RECORDED DATA:
/---

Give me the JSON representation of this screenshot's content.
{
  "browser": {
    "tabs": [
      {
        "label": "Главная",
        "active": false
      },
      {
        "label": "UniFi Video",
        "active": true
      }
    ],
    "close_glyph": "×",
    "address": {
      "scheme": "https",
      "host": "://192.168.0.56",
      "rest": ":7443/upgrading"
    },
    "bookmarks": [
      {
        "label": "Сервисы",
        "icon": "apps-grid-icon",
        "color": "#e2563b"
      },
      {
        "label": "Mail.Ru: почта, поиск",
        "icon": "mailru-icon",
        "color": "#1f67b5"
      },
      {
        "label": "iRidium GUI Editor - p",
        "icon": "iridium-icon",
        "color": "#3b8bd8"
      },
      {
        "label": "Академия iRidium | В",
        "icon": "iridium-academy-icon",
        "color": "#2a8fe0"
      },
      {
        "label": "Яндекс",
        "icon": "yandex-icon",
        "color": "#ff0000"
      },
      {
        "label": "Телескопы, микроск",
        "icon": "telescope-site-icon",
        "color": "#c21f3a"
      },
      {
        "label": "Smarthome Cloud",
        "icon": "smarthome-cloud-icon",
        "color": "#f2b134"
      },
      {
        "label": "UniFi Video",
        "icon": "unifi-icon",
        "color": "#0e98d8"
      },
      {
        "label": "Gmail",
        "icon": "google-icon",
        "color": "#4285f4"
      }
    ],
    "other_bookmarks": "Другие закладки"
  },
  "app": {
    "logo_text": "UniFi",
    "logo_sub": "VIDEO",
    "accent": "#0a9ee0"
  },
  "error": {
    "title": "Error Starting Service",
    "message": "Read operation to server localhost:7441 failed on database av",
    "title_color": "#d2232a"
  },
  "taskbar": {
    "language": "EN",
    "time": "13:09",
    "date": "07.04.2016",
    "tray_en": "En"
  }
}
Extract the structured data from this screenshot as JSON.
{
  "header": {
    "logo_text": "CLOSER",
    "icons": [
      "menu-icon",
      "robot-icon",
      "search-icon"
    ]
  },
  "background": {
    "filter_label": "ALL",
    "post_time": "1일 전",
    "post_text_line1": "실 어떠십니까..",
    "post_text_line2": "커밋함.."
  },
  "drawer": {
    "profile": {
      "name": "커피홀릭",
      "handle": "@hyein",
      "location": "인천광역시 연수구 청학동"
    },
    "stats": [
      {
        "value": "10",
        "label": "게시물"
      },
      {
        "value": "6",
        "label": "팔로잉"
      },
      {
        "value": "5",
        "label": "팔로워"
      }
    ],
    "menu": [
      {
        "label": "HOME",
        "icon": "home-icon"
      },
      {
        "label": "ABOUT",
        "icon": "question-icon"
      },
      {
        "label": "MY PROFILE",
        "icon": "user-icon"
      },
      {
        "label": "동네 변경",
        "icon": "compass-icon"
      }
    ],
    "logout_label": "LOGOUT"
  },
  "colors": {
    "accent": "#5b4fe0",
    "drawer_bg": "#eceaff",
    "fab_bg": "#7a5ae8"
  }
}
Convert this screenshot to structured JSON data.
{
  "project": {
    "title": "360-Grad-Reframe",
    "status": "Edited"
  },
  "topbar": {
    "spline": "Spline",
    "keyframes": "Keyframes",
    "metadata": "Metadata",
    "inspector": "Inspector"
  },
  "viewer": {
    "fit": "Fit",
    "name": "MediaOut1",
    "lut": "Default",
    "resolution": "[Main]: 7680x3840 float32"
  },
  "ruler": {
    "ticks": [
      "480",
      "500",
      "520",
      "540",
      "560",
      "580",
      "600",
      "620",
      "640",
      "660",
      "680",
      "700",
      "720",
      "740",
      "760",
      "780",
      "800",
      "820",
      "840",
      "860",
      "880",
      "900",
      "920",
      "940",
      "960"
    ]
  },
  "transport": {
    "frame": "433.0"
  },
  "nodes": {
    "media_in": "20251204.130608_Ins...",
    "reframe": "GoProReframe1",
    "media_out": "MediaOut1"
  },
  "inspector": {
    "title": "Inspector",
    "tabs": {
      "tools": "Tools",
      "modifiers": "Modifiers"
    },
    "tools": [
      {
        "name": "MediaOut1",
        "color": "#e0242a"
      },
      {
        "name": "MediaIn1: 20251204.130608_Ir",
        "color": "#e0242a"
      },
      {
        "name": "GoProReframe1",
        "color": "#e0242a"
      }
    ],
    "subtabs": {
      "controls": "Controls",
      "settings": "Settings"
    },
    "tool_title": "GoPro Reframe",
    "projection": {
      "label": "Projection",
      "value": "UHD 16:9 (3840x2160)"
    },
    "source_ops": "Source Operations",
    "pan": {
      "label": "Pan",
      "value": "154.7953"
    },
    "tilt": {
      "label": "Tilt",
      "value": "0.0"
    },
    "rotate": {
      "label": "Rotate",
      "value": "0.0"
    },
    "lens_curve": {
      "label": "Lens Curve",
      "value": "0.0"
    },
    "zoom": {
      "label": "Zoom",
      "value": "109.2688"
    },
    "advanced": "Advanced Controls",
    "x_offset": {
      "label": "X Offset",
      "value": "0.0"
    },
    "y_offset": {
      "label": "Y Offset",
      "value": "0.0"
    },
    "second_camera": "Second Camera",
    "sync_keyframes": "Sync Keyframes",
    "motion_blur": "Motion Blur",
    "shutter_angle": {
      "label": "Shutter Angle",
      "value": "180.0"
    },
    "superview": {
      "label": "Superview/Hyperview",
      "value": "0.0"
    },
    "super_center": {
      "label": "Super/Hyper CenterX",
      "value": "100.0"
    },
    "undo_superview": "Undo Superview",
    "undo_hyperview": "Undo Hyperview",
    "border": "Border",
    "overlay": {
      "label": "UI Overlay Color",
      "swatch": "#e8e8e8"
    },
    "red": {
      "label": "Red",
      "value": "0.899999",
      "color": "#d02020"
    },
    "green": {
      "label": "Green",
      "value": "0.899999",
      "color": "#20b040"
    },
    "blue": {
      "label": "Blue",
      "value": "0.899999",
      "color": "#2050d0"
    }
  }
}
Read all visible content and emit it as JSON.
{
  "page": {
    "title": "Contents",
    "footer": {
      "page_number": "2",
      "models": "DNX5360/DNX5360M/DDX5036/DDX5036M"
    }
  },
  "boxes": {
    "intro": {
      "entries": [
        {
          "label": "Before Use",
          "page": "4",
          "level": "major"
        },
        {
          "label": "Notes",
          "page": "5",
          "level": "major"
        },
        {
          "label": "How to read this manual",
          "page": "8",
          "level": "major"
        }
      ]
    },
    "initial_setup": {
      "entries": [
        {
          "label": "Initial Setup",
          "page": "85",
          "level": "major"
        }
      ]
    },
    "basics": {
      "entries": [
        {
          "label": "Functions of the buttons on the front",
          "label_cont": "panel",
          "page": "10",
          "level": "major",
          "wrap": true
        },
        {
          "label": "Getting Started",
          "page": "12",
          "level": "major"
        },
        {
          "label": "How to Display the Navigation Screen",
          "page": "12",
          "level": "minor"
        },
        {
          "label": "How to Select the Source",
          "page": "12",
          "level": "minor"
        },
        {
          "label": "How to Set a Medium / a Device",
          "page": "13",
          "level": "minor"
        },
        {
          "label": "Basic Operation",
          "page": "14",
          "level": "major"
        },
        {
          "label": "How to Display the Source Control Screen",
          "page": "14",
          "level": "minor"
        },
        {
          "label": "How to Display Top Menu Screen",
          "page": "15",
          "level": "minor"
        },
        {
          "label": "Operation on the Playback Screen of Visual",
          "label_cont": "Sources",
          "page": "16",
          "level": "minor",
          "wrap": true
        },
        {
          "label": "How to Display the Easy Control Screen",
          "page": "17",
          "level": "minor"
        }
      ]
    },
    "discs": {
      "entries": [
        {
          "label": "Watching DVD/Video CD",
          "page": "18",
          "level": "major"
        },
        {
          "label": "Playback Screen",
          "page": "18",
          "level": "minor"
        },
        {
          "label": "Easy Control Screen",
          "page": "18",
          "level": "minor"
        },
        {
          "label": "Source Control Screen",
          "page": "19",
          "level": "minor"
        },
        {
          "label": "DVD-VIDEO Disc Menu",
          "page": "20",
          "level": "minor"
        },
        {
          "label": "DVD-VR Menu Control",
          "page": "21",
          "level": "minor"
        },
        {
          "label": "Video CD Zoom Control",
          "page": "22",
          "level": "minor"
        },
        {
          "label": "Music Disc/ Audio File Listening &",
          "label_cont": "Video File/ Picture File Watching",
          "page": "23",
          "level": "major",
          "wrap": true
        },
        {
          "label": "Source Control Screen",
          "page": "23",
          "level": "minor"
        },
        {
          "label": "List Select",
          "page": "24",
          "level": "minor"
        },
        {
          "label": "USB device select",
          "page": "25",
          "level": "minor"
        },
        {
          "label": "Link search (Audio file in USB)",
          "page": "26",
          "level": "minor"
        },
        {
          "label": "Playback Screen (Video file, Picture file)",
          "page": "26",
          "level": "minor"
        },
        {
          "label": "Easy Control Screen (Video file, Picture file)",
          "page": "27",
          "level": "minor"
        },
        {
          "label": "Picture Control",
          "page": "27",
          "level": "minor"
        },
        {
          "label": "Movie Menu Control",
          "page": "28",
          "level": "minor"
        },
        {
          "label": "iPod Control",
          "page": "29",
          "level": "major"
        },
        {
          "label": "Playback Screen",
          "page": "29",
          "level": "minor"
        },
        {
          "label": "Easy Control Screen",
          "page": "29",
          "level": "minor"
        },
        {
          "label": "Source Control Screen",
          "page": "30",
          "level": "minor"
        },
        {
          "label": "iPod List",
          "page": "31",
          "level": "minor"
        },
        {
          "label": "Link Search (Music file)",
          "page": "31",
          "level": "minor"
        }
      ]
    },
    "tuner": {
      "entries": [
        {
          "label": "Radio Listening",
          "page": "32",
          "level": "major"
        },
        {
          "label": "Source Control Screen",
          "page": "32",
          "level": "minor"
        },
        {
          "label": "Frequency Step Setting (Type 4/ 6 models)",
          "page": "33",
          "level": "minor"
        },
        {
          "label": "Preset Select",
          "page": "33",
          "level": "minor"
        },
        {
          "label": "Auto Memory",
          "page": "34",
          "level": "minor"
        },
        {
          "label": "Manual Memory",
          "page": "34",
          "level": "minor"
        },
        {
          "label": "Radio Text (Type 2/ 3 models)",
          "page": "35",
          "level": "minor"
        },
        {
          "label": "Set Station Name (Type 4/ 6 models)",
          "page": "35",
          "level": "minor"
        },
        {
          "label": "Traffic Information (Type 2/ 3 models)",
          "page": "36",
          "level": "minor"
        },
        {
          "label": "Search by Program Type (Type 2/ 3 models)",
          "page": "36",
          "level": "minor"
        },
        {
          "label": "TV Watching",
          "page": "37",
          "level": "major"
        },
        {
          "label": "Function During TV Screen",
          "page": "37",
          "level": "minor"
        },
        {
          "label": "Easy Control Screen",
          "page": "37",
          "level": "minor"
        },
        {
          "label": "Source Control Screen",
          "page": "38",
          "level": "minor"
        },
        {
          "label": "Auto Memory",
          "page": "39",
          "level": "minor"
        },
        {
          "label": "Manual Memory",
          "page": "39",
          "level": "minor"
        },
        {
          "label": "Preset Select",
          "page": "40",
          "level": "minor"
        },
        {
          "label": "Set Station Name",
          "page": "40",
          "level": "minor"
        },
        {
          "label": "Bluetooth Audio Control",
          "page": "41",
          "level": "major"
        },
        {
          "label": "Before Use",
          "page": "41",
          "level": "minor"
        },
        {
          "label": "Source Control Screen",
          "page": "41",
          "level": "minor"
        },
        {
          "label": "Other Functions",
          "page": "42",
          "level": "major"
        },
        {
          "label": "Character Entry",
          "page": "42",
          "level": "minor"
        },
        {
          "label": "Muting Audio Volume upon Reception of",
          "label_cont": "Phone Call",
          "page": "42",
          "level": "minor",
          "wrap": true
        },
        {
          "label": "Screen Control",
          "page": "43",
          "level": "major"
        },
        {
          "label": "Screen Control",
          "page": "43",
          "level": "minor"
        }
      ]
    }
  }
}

\---

AIM OF THE EXERCISE: Copy each line of the listing that includes "this".

RESPONSE TO THE TASK:
Give me the JSON representation of this screenshot's content.
Extract the structured data from this screenshot as JSON.
Convert this screenshot to structured JSON data.
          "label": "How to read this manual",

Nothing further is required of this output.